Copy out the entries below in full and exactly.

[Source data]
- - - - - - -

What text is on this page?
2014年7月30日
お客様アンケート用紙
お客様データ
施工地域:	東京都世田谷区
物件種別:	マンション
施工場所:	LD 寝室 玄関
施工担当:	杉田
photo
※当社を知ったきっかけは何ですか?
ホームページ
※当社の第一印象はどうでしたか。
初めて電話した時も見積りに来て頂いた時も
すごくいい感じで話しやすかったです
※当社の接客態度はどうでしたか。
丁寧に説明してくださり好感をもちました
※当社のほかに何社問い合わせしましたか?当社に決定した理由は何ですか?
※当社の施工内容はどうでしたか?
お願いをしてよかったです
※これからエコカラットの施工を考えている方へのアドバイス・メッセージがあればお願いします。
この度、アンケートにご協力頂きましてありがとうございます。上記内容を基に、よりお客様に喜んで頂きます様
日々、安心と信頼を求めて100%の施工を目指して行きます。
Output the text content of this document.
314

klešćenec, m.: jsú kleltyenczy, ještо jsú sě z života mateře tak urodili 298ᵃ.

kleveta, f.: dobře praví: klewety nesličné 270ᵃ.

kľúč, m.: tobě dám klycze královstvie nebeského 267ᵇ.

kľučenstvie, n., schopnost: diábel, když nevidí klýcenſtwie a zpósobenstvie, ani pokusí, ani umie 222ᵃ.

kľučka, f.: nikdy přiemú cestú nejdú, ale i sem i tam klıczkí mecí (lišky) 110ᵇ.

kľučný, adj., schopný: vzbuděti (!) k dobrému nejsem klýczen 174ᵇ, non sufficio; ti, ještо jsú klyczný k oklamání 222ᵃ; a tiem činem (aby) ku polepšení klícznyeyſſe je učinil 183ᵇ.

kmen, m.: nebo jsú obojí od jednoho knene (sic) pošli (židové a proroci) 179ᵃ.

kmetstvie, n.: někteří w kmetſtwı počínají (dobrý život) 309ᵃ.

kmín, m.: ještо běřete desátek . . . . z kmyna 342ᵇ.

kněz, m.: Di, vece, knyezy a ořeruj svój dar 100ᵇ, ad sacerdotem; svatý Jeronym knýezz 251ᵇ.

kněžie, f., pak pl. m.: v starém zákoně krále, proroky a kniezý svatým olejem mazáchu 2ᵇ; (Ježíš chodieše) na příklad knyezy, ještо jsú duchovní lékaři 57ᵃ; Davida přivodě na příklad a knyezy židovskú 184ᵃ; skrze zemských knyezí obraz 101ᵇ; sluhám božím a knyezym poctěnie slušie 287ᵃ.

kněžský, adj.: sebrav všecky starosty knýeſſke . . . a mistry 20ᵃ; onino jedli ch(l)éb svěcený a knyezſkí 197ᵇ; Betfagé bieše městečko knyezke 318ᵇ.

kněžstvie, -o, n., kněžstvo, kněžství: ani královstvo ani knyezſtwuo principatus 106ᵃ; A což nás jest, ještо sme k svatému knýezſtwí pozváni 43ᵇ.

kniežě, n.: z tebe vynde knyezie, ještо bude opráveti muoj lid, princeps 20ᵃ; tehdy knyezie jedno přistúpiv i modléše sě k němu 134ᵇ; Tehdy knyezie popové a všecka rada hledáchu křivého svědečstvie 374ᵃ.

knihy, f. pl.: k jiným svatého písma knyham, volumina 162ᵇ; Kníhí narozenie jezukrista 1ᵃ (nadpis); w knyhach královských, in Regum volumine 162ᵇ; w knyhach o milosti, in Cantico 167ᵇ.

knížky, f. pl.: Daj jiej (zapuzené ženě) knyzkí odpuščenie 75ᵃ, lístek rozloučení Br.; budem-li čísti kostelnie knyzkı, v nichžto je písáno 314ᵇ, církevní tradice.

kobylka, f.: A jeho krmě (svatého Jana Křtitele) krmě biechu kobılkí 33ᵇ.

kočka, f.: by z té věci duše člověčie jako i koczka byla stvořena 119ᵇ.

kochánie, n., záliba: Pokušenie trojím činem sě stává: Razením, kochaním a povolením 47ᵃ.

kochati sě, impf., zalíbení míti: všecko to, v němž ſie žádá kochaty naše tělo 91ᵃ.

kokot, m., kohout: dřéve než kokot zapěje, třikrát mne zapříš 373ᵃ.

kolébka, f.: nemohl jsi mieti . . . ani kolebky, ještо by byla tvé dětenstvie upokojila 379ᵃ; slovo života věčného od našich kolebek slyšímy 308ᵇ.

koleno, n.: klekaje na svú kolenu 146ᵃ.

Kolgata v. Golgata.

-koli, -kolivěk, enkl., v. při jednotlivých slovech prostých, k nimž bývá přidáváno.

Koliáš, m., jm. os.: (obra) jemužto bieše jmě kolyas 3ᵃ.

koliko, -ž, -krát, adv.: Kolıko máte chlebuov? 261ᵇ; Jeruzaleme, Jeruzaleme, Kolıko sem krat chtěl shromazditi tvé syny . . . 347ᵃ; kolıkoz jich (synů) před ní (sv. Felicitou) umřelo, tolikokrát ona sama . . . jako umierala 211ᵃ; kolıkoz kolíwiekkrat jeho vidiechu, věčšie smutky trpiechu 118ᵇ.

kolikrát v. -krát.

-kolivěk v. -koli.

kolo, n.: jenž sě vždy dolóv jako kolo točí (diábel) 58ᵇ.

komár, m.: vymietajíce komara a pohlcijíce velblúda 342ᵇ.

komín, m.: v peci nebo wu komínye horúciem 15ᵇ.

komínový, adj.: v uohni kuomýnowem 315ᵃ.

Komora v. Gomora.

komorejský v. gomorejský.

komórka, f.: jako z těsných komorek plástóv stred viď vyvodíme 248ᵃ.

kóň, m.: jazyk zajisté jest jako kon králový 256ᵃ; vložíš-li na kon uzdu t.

- - - - - - -

**FINAL RESULT:**
What text is on this page?
2014年7月30日
お客様アンケート用紙
お客様データ
施工地域:	東京都世田谷区
物件種別:	マンション
施工場所:	LD 寝室 玄関
施工担当:	杉田
photo
※当社を知ったきっかけは何ですか?
ホームページ
※当社の第一印象はどうでしたか。
初めて電話した時も見積りに来て頂いた時も
すごくいい感じで話しやすかったです
※当社の接客態度はどうでしたか。
丁寧に説明してくださり好感をもちました
※当社のほかに何社問い合わせしましたか?当社に決定した理由は何ですか?
※当社の施工内容はどうでしたか?
お願いをしてよかったです
※これからエコカラットの施工を考えている方へのアドバイス・メッセージがあればお願いします。
この度、アンケートにご協力頂きましてありがとうございます。上記内容を基に、よりお客様に喜んで頂きます様
日々、安心と信頼を求めて100%の施工を目指して行きます。
Output the text content of this document.
314

klešćenec, m.: jsú kleltyenczy, ještо jsú sě z života mateře tak urodili 298ᵃ.

kleveta, f.: dobře praví: klewety nesličné 270ᵃ.

kľúč, m.: tobě dám klycze královstvie nebeského 267ᵇ.

kľučenstvie, n., schopnost: diábel, když nevidí klýcenſtwie a zpósobenstvie, ani pokusí, ani umie 222ᵃ.

kľučka, f.: nikdy přiemú cestú nejdú, ale i sem i tam klıczkí mecí (lišky) 110ᵇ.

kľučný, adj., schopný: vzbuděti (!) k dobrému nejsem klýczen 174ᵇ, non sufficio; ti, ještо jsú klyczný k oklamání 222ᵃ; a tiem činem (aby) ku polepšení klícznyeyſſe je učinil 183ᵇ.

kmen, m.: nebo jsú obojí od jednoho knene (sic) pošli (židové a proroci) 179ᵃ.

kmetstvie, n.: někteří w kmetſtwı počínají (dobrý život) 309ᵃ.

kmín, m.: ještо běřete desátek . . . . z kmyna 342ᵇ.

kněz, m.: Di, vece, knyezy a ořeruj svój dar 100ᵇ, ad sacerdotem; svatý Jeronym knýezz 251ᵇ.

kněžie, f., pak pl. m.: v starém zákoně krále, proroky a kniezý svatým olejem mazáchu 2ᵇ; (Ježíš chodieše) na příklad knyezy, ještо jsú duchovní lékaři 57ᵃ; Davida přivodě na příklad a knyezy židovskú 184ᵃ; skrze zemských knyezí obraz 101ᵇ; sluhám božím a knyezym poctěnie slušie 287ᵃ.

kněžský, adj.: sebrav všecky starosty knýeſſke . . . a mistry 20ᵃ; onino jedli ch(l)éb svěcený a knyezſkí 197ᵇ; Betfagé bieše městečko knyezke 318ᵇ.

kněžstvie, -o, n., kněžstvo, kněžství: ani královstvo ani knyezſtwuo principatus 106ᵃ; A což nás jest, ještо sme k svatému knýezſtwí pozváni 43ᵇ.

kniežě, n.: z tebe vynde knyezie, ještо bude opráveti muoj lid, princeps 20ᵃ; tehdy knyezie jedno přistúpiv i modléše sě k němu 134ᵇ; Tehdy knyezie popové a všecka rada hledáchu křivého svědečstvie 374ᵃ.

knihy, f. pl.: k jiným svatého písma knyham, volumina 162ᵇ; Kníhí narozenie jezukrista 1ᵃ (nadpis); w knyhach královských, in Regum volumine 162ᵇ; w knyhach o milosti, in Cantico 167ᵇ.

knížky, f. pl.: Daj jiej (zapuzené ženě) knyzkí odpuščenie 75ᵃ, lístek rozloučení Br.; budem-li čísti kostelnie knyzkı, v nichžto je písáno 314ᵇ, církevní tradice.

kobylka, f.: A jeho krmě (svatého Jana Křtitele) krmě biechu kobılkí 33ᵇ.

kočka, f.: by z té věci duše člověčie jako i koczka byla stvořena 119ᵇ.

kochánie, n., záliba: Pokušenie trojím činem sě stává: Razením, kochaním a povolením 47ᵃ.

kochati sě, impf., zalíbení míti: všecko to, v němž ſie žádá kochaty naše tělo 91ᵃ.

kokot, m., kohout: dřéve než kokot zapěje, třikrát mne zapříš 373ᵃ.

kolébka, f.: nemohl jsi mieti . . . ani kolebky, ještо by byla tvé dětenstvie upokojila 379ᵃ; slovo života věčného od našich kolebek slyšímy 308ᵇ.

koleno, n.: klekaje na svú kolenu 146ᵃ.

Kolgata v. Golgata.

-koli, -kolivěk, enkl., v. při jednotlivých slovech prostých, k nimž bývá přidáváno.

Koliáš, m., jm. os.: (obra) jemužto bieše jmě kolyas 3ᵃ.

koliko, -ž, -krát, adv.: Kolıko máte chlebuov? 261ᵇ; Jeruzaleme, Jeruzaleme, Kolıko sem krat chtěl shromazditi tvé syny . . . 347ᵃ; kolıkoz jich (synů) před ní (sv. Felicitou) umřelo, tolikokrát ona sama . . . jako umierala 211ᵃ; kolıkoz kolíwiekkrat jeho vidiechu, věčšie smutky trpiechu 118ᵇ.

kolikrát v. -krát.

-kolivěk v. -koli.

kolo, n.: jenž sě vždy dolóv jako kolo točí (diábel) 58ᵇ.

komár, m.: vymietajíce komara a pohlcijíce velblúda 342ᵇ.

komín, m.: v peci nebo wu komínye horúciem 15ᵇ.

komínový, adj.: v uohni kuomýnowem 315ᵃ.

Komora v. Gomora.

komorejský v. gomorejský.

komórka, f.: jako z těsných komorek plástóv stred viď vyvodíme 248ᵃ.

kóň, m.: jazyk zajisté jest jako kon králový 256ᵃ; vložíš-li na kon uzdu t.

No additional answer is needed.